START
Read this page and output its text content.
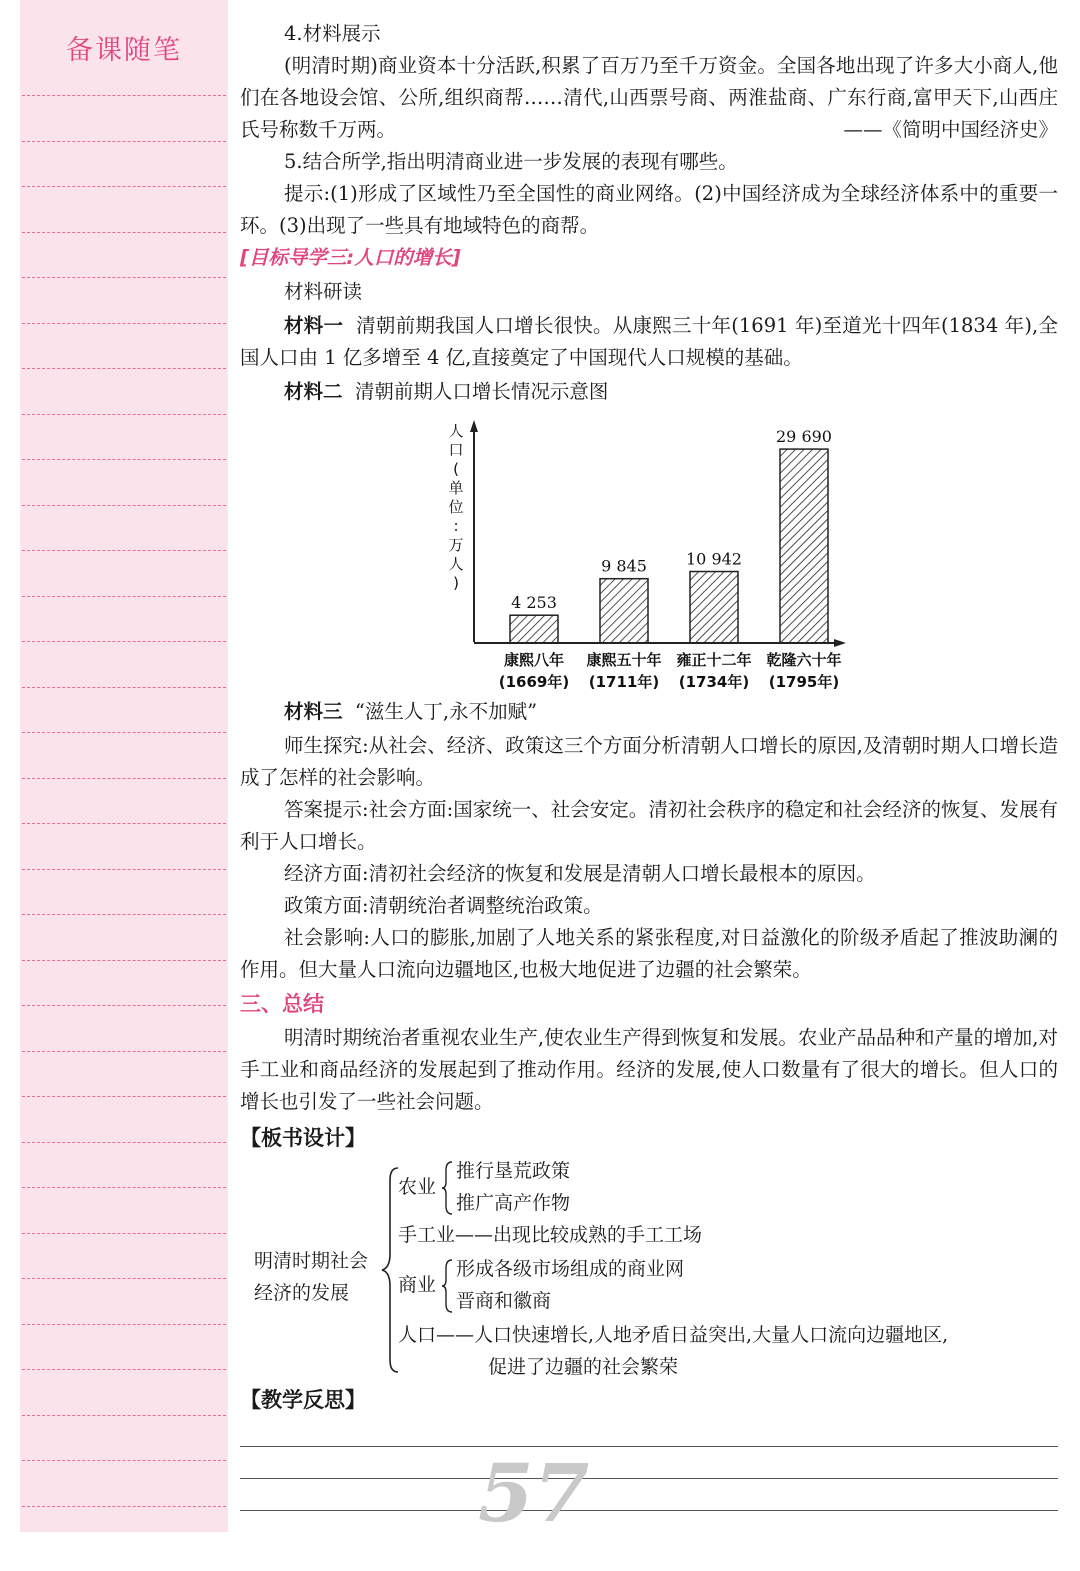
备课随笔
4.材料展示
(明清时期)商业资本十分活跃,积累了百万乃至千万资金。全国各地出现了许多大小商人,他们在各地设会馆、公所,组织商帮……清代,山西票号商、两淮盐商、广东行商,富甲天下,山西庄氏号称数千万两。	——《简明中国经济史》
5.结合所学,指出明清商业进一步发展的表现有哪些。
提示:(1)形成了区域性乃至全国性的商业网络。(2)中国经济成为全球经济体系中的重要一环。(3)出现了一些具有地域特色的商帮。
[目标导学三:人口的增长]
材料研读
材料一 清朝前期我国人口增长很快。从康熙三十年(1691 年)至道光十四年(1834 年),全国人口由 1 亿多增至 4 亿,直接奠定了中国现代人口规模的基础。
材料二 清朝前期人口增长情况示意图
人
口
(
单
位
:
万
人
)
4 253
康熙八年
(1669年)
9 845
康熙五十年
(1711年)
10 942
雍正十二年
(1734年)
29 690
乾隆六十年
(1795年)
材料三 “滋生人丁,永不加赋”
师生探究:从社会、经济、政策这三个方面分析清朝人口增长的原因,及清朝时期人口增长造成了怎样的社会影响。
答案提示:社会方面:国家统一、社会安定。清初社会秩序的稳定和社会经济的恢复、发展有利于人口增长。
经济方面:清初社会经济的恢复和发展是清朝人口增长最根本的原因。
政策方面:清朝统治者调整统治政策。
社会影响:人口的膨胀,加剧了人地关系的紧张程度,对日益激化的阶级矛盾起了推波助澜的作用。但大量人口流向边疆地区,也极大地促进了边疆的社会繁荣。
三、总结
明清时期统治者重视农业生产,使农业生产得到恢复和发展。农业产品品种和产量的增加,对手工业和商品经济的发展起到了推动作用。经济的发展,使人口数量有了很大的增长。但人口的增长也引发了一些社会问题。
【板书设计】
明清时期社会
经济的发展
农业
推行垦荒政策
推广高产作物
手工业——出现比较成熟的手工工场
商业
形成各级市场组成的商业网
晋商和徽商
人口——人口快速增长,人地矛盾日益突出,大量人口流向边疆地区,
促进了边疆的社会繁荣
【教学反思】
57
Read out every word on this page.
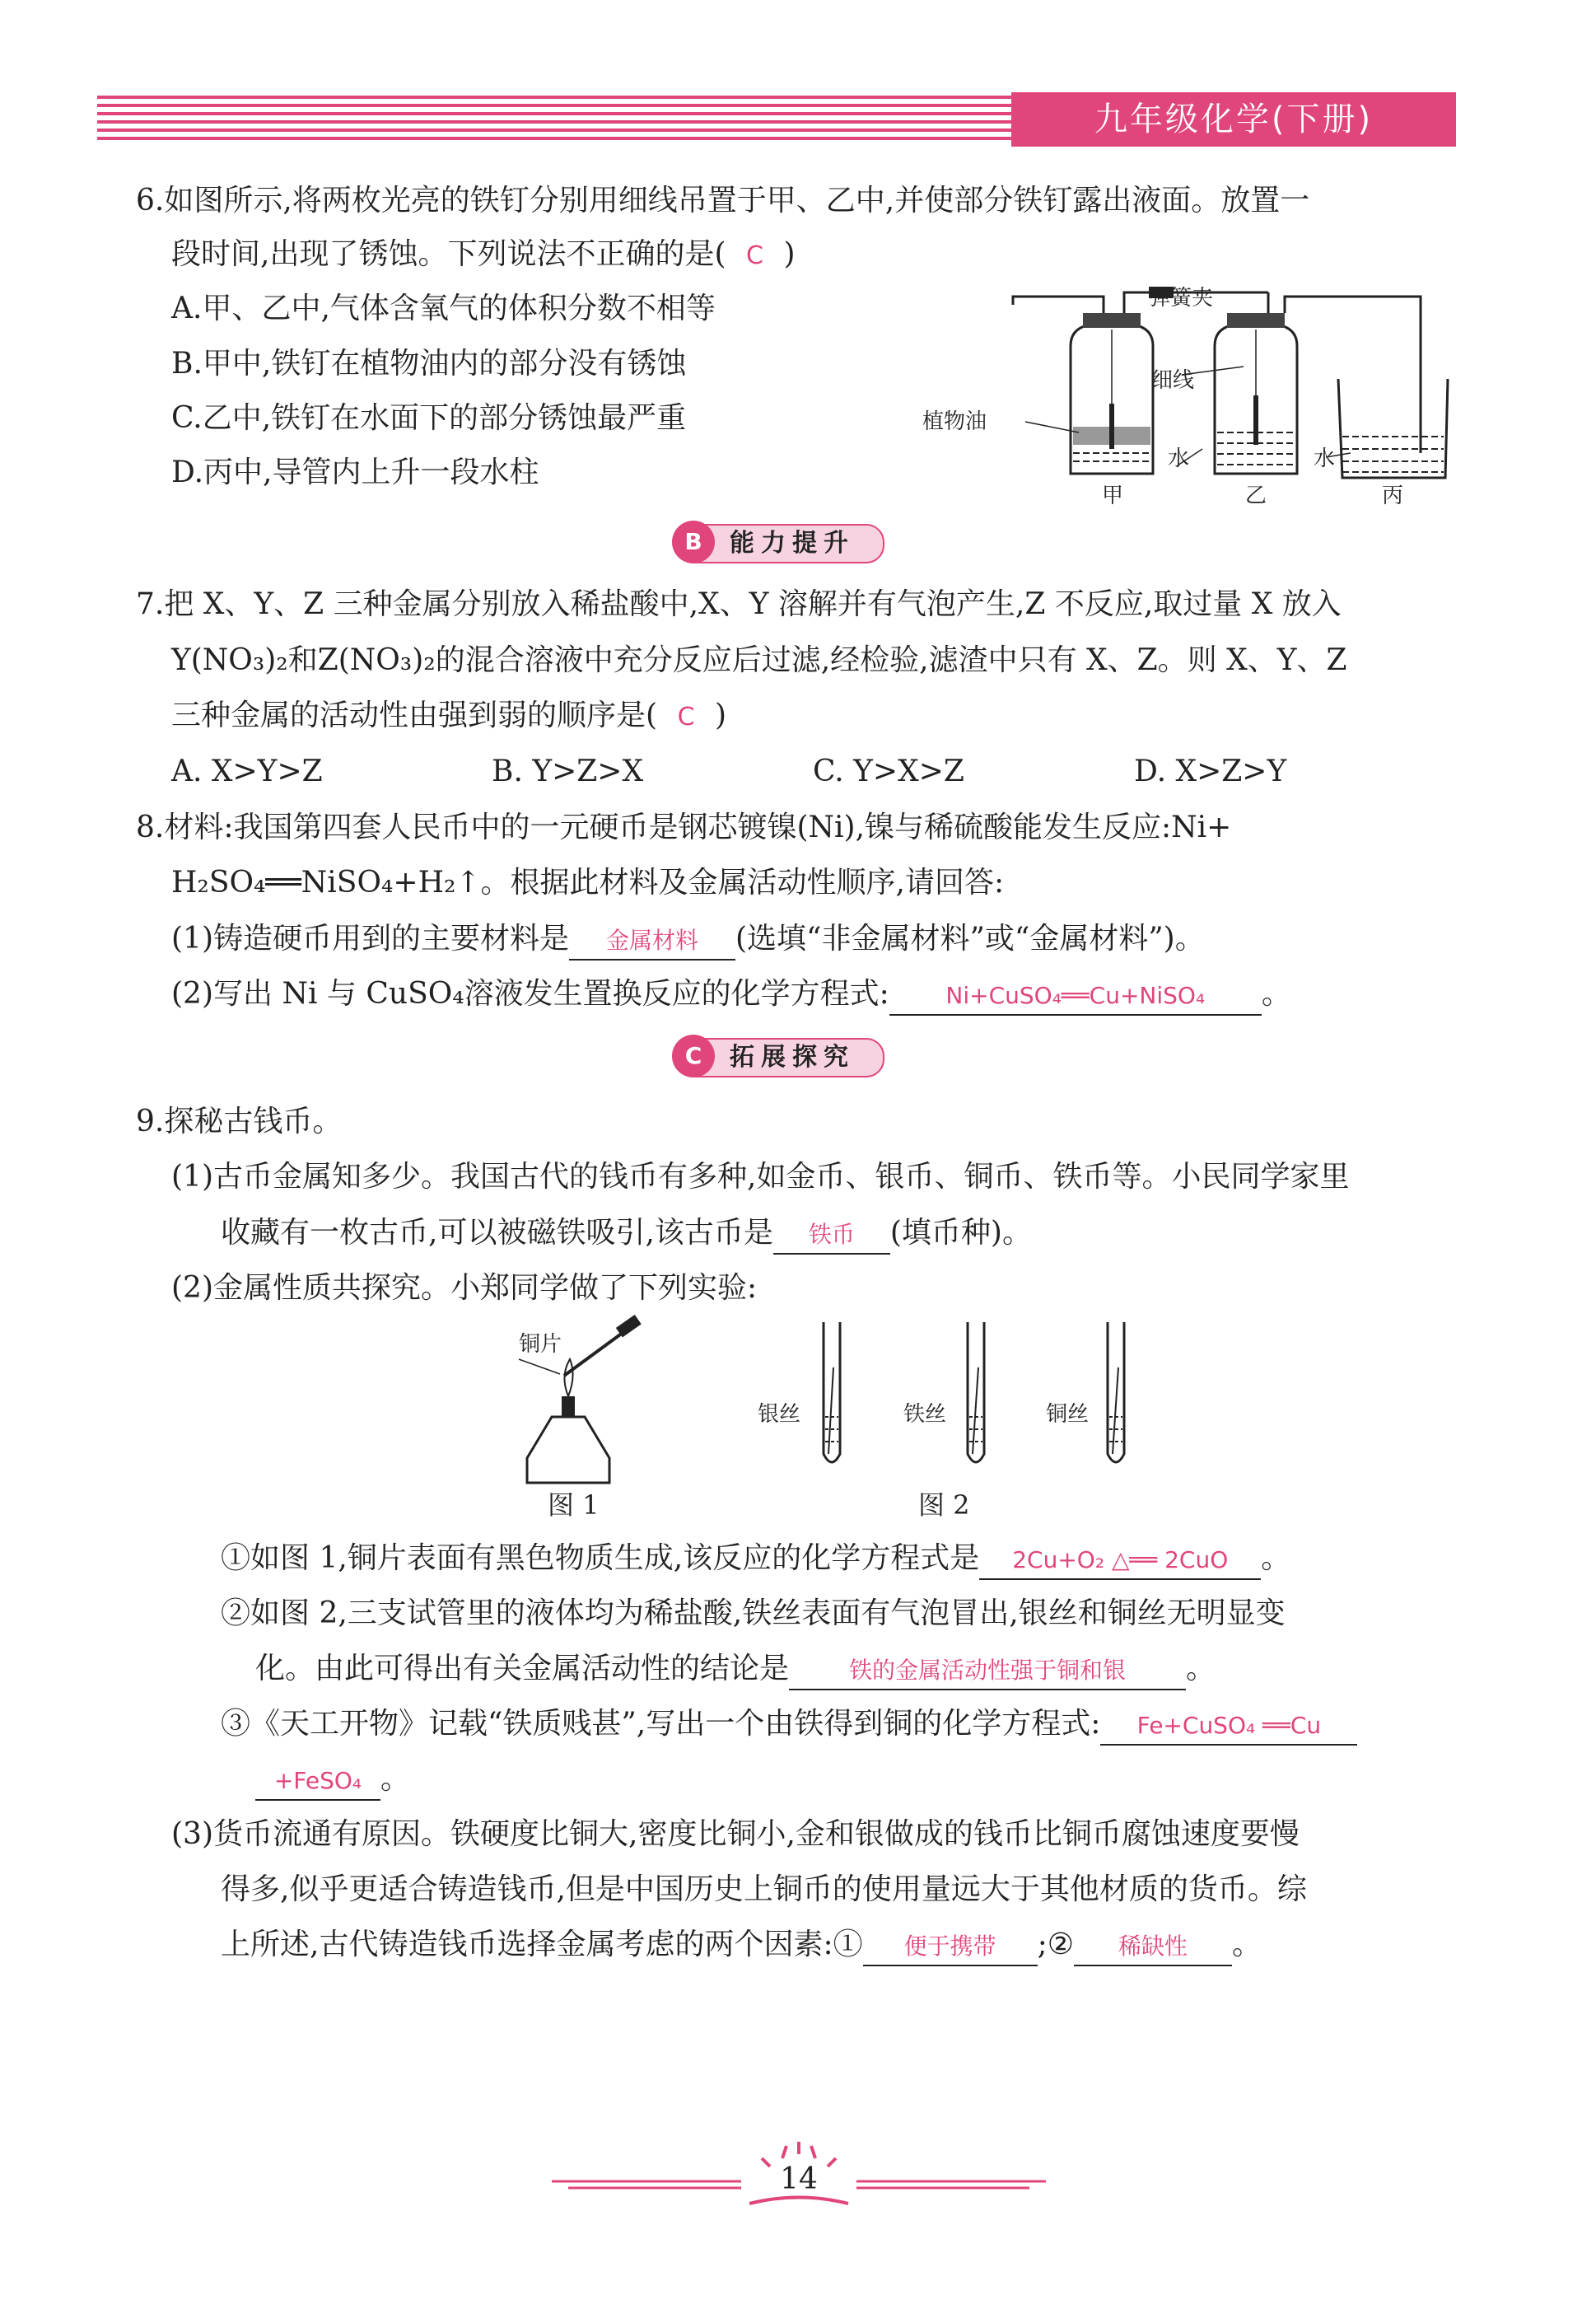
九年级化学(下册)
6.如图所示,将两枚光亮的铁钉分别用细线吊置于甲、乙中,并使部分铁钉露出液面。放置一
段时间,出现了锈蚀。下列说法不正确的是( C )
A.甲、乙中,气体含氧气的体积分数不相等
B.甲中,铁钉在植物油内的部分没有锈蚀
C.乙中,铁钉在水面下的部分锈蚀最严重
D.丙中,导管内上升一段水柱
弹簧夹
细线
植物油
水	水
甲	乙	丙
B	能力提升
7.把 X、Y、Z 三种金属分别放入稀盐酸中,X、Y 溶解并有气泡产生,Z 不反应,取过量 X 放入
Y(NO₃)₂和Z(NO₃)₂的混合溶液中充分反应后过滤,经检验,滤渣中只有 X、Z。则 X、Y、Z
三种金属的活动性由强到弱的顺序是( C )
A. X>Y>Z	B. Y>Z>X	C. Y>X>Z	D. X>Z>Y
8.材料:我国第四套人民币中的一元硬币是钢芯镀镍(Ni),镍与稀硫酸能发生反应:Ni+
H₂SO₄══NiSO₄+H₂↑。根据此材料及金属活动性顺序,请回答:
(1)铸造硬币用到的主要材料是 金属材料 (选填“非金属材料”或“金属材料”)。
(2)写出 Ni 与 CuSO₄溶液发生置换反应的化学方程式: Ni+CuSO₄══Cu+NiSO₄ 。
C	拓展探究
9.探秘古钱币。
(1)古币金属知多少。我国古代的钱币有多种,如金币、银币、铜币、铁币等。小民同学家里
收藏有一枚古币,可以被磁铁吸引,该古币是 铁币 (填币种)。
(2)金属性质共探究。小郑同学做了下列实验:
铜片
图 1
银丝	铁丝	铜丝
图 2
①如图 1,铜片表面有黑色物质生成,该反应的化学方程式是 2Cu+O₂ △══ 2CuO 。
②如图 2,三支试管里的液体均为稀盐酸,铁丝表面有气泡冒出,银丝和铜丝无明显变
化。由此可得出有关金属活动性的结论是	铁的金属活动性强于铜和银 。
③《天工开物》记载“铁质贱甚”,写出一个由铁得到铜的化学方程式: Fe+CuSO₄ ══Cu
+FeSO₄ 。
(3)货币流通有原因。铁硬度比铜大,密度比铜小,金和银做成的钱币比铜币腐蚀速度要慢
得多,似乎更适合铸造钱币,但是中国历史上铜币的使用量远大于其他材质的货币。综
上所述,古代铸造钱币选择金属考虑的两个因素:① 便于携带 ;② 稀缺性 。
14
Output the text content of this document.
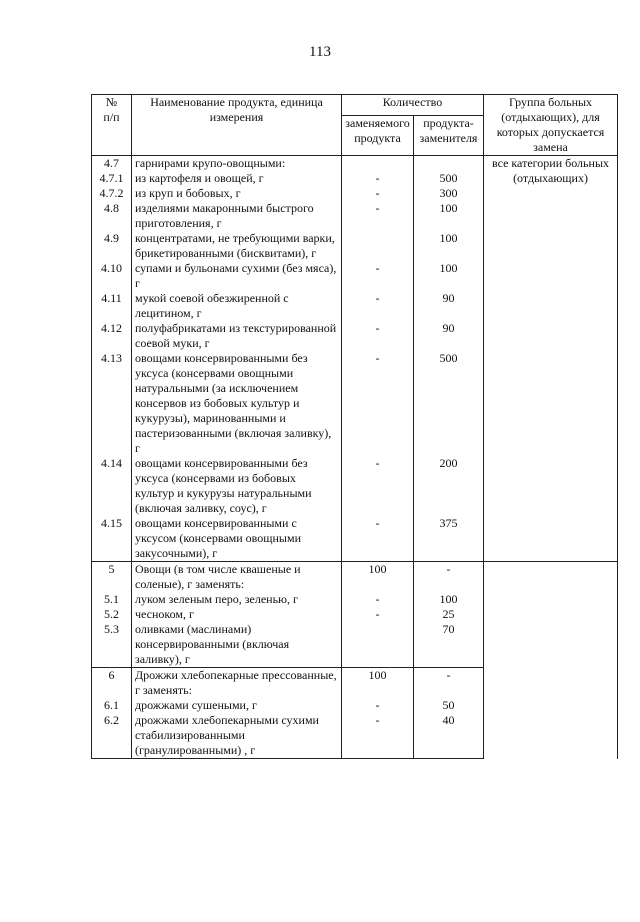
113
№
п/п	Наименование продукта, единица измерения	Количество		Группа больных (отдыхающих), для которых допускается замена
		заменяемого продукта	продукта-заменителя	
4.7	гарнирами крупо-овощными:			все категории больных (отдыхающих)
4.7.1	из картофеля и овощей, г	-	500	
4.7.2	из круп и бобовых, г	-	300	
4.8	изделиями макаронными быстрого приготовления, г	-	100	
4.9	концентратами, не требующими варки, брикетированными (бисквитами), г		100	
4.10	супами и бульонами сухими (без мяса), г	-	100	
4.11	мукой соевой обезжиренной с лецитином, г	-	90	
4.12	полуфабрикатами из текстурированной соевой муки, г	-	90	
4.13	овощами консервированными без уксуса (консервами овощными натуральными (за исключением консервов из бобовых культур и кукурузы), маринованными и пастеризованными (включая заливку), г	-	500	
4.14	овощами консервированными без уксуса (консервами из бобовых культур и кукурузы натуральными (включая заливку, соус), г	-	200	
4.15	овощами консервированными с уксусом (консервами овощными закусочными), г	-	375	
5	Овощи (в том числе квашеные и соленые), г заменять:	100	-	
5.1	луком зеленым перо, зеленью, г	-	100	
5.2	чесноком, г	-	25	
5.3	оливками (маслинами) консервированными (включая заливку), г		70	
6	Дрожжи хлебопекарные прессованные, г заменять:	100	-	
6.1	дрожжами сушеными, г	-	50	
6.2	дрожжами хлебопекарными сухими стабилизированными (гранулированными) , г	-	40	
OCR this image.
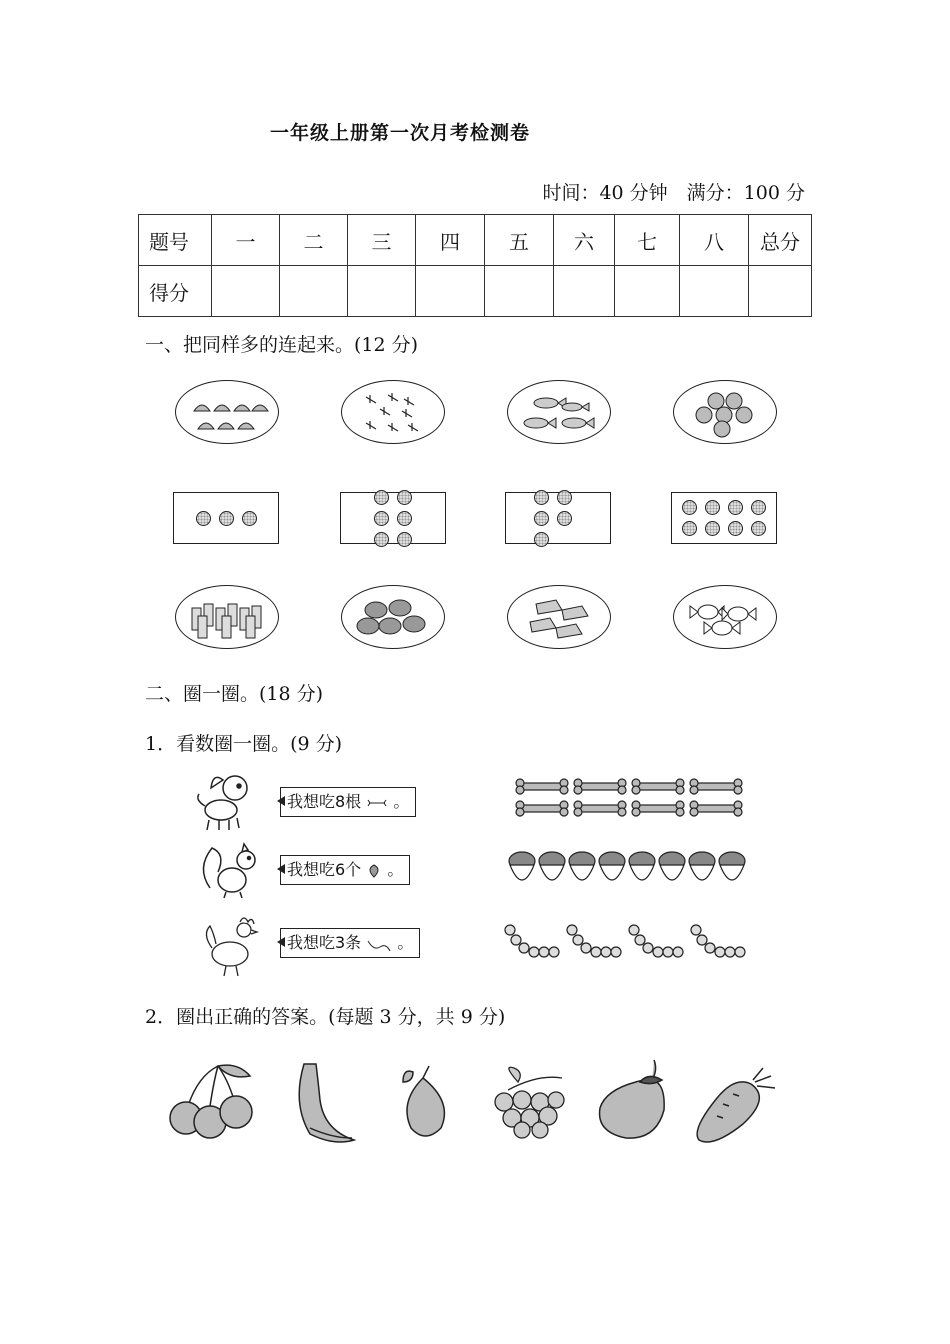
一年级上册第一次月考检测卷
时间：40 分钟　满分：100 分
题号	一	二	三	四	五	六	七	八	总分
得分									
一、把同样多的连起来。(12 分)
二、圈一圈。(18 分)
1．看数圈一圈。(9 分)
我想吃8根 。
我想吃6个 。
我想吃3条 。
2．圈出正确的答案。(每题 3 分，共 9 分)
END
Give again the lines from the line that contains "OCR this image." through the last line of the material above, exactly and with both ends included. Omit the pictures.

OCR this image.
一年级上册第一次月考检测卷
时间：40 分钟　满分：100 分
题号	一	二	三	四	五	六	七	八	总分
得分									
一、把同样多的连起来。(12 分)
二、圈一圈。(18 分)
1．看数圈一圈。(9 分)
我想吃8根 。
我想吃6个 。
我想吃3条 。
2．圈出正确的答案。(每题 3 分，共 9 分)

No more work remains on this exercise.